STATED TASK:
Take all the material and copy it exactly.

==========

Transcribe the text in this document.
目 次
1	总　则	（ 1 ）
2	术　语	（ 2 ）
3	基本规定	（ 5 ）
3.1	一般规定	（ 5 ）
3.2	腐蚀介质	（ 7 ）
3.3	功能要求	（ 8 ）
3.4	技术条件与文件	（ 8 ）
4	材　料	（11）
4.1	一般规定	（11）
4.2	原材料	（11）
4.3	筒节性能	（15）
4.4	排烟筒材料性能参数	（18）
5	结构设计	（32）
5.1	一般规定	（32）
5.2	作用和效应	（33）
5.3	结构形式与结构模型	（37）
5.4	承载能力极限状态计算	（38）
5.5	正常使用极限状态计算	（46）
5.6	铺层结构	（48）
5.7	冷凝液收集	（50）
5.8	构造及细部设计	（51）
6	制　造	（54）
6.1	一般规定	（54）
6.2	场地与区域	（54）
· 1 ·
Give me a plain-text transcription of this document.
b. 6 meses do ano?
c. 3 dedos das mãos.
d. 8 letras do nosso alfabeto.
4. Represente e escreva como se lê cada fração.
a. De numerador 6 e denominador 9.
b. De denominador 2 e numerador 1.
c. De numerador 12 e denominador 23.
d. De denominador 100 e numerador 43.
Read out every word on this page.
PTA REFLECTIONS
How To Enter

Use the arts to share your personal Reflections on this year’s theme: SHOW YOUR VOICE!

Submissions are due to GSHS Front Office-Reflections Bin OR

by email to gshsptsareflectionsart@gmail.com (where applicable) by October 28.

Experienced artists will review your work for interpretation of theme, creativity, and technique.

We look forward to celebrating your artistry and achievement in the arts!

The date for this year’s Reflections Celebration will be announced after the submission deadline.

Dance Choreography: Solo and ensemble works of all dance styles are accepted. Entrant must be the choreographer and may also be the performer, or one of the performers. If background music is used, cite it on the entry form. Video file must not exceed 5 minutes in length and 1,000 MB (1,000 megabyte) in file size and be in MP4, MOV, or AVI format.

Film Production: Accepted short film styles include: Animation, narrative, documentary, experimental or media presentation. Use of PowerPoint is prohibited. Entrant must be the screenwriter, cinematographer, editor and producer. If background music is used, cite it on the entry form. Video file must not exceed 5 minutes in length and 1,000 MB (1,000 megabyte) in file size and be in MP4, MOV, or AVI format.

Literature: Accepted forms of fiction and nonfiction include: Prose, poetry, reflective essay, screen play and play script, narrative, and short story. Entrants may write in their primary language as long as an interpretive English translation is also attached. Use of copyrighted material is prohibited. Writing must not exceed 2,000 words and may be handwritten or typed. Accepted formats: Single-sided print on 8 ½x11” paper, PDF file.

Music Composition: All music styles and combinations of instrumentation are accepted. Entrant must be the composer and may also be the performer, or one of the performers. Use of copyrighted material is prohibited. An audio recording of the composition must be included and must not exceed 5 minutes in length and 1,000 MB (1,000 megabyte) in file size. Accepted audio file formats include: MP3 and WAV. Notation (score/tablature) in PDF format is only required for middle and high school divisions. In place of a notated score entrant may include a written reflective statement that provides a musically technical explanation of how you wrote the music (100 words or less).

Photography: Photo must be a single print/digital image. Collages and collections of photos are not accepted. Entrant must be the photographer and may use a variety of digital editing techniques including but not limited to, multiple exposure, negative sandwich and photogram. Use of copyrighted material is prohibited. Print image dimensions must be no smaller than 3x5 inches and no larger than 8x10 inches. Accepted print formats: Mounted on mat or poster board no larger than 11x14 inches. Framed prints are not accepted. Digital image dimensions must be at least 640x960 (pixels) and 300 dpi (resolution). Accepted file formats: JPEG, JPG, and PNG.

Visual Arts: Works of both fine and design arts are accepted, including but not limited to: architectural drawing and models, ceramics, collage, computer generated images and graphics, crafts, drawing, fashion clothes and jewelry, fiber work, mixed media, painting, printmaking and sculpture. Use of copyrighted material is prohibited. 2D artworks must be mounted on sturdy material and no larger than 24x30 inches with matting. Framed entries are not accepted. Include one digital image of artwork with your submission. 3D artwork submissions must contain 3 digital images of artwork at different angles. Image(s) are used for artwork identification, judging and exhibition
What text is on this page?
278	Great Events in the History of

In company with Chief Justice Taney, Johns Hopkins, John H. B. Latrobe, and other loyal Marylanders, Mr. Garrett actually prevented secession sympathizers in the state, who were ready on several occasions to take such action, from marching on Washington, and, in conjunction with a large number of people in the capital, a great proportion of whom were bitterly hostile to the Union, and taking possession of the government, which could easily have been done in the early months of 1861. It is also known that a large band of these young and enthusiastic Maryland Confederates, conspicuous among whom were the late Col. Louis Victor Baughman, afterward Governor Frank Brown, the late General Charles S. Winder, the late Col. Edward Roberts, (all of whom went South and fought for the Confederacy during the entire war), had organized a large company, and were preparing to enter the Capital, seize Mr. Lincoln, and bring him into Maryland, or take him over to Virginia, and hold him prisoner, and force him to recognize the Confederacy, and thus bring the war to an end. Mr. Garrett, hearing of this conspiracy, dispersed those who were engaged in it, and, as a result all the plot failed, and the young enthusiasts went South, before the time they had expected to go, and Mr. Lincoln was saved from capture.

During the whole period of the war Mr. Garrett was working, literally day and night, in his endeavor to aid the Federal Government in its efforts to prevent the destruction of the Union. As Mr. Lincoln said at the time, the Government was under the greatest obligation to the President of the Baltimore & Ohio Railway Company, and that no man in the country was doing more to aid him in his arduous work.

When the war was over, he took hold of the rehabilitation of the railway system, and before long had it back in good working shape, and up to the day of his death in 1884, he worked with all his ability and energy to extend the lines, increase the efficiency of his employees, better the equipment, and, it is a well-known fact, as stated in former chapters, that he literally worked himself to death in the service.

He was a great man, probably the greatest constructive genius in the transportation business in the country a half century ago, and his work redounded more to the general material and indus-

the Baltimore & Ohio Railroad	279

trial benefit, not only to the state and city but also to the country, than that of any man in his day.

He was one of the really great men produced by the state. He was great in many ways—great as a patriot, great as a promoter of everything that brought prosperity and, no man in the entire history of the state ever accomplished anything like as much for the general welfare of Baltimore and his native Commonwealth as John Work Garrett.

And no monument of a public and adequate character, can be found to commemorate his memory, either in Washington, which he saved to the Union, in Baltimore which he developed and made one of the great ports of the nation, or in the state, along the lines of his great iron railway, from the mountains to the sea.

==========

RESPONSE:
Transcribe the text in this document.
目 次
1	总　则	（ 1 ）
2	术　语	（ 2 ）
3	基本规定	（ 5 ）
3.1	一般规定	（ 5 ）
3.2	腐蚀介质	（ 7 ）
3.3	功能要求	（ 8 ）
3.4	技术条件与文件	（ 8 ）
4	材　料	（11）
4.1	一般规定	（11）
4.2	原材料	（11）
4.3	筒节性能	（15）
4.4	排烟筒材料性能参数	（18）
5	结构设计	（32）
5.1	一般规定	（32）
5.2	作用和效应	（33）
5.3	结构形式与结构模型	（37）
5.4	承载能力极限状态计算	（38）
5.5	正常使用极限状态计算	（46）
5.6	铺层结构	（48）
5.7	冷凝液收集	（50）
5.8	构造及细部设计	（51）
6	制　造	（54）
6.1	一般规定	（54）
6.2	场地与区域	（54）
· 1 ·
Give me a plain-text transcription of this document.
b. 6 meses do ano?
c. 3 dedos das mãos.
d. 8 letras do nosso alfabeto.
4. Represente e escreva como se lê cada fração.
a. De numerador 6 e denominador 9.
b. De denominador 2 e numerador 1.
c. De numerador 12 e denominador 23.
d. De denominador 100 e numerador 43.
Read out every word on this page.
PTA REFLECTIONS
How To Enter

Use the arts to share your personal Reflections on this year’s theme: SHOW YOUR VOICE!

Submissions are due to GSHS Front Office-Reflections Bin OR

by email to gshsptsareflectionsart@gmail.com (where applicable) by October 28.

Experienced artists will review your work for interpretation of theme, creativity, and technique.

We look forward to celebrating your artistry and achievement in the arts!

The date for this year’s Reflections Celebration will be announced after the submission deadline.

Dance Choreography: Solo and ensemble works of all dance styles are accepted. Entrant must be the choreographer and may also be the performer, or one of the performers. If background music is used, cite it on the entry form. Video file must not exceed 5 minutes in length and 1,000 MB (1,000 megabyte) in file size and be in MP4, MOV, or AVI format.

Film Production: Accepted short film styles include: Animation, narrative, documentary, experimental or media presentation. Use of PowerPoint is prohibited. Entrant must be the screenwriter, cinematographer, editor and producer. If background music is used, cite it on the entry form. Video file must not exceed 5 minutes in length and 1,000 MB (1,000 megabyte) in file size and be in MP4, MOV, or AVI format.

Literature: Accepted forms of fiction and nonfiction include: Prose, poetry, reflective essay, screen play and play script, narrative, and short story. Entrants may write in their primary language as long as an interpretive English translation is also attached. Use of copyrighted material is prohibited. Writing must not exceed 2,000 words and may be handwritten or typed. Accepted formats: Single-sided print on 8 ½x11” paper, PDF file.

Music Composition: All music styles and combinations of instrumentation are accepted. Entrant must be the composer and may also be the performer, or one of the performers. Use of copyrighted material is prohibited. An audio recording of the composition must be included and must not exceed 5 minutes in length and 1,000 MB (1,000 megabyte) in file size. Accepted audio file formats include: MP3 and WAV. Notation (score/tablature) in PDF format is only required for middle and high school divisions. In place of a notated score entrant may include a written reflective statement that provides a musically technical explanation of how you wrote the music (100 words or less).

Photography: Photo must be a single print/digital image. Collages and collections of photos are not accepted. Entrant must be the photographer and may use a variety of digital editing techniques including but not limited to, multiple exposure, negative sandwich and photogram. Use of copyrighted material is prohibited. Print image dimensions must be no smaller than 3x5 inches and no larger than 8x10 inches. Accepted print formats: Mounted on mat or poster board no larger than 11x14 inches. Framed prints are not accepted. Digital image dimensions must be at least 640x960 (pixels) and 300 dpi (resolution). Accepted file formats: JPEG, JPG, and PNG.

Visual Arts: Works of both fine and design arts are accepted, including but not limited to: architectural drawing and models, ceramics, collage, computer generated images and graphics, crafts, drawing, fashion clothes and jewelry, fiber work, mixed media, painting, printmaking and sculpture. Use of copyrighted material is prohibited. 2D artworks must be mounted on sturdy material and no larger than 24x30 inches with matting. Framed entries are not accepted. Include one digital image of artwork with your submission. 3D artwork submissions must contain 3 digital images of artwork at different angles. Image(s) are used for artwork identification, judging and exhibition
What text is on this page?
278	Great Events in the History of

In company with Chief Justice Taney, Johns Hopkins, John H. B. Latrobe, and other loyal Marylanders, Mr. Garrett actually prevented secession sympathizers in the state, who were ready on several occasions to take such action, from marching on Washington, and, in conjunction with a large number of people in the capital, a great proportion of whom were bitterly hostile to the Union, and taking possession of the government, which could easily have been done in the early months of 1861. It is also known that a large band of these young and enthusiastic Maryland Confederates, conspicuous among whom were the late Col. Louis Victor Baughman, afterward Governor Frank Brown, the late General Charles S. Winder, the late Col. Edward Roberts, (all of whom went South and fought for the Confederacy during the entire war), had organized a large company, and were preparing to enter the Capital, seize Mr. Lincoln, and bring him into Maryland, or take him over to Virginia, and hold him prisoner, and force him to recognize the Confederacy, and thus bring the war to an end. Mr. Garrett, hearing of this conspiracy, dispersed those who were engaged in it, and, as a result all the plot failed, and the young enthusiasts went South, before the time they had expected to go, and Mr. Lincoln was saved from capture.

During the whole period of the war Mr. Garrett was working, literally day and night, in his endeavor to aid the Federal Government in its efforts to prevent the destruction of the Union. As Mr. Lincoln said at the time, the Government was under the greatest obligation to the President of the Baltimore & Ohio Railway Company, and that no man in the country was doing more to aid him in his arduous work.

When the war was over, he took hold of the rehabilitation of the railway system, and before long had it back in good working shape, and up to the day of his death in 1884, he worked with all his ability and energy to extend the lines, increase the efficiency of his employees, better the equipment, and, it is a well-known fact, as stated in former chapters, that he literally worked himself to death in the service.

He was a great man, probably the greatest constructive genius in the transportation business in the country a half century ago, and his work redounded more to the general material and indus-

the Baltimore & Ohio Railroad	279

trial benefit, not only to the state and city but also to the country, than that of any man in his day.

He was one of the really great men produced by the state. He was great in many ways—great as a patriot, great as a promoter of everything that brought prosperity and, no man in the entire history of the state ever accomplished anything like as much for the general welfare of Baltimore and his native Commonwealth as John Work Garrett.

And no monument of a public and adequate character, can be found to commemorate his memory, either in Washington, which he saved to the Union, in Baltimore which he developed and made one of the great ports of the nation, or in the state, along the lines of his great iron railway, from the mountains to the sea.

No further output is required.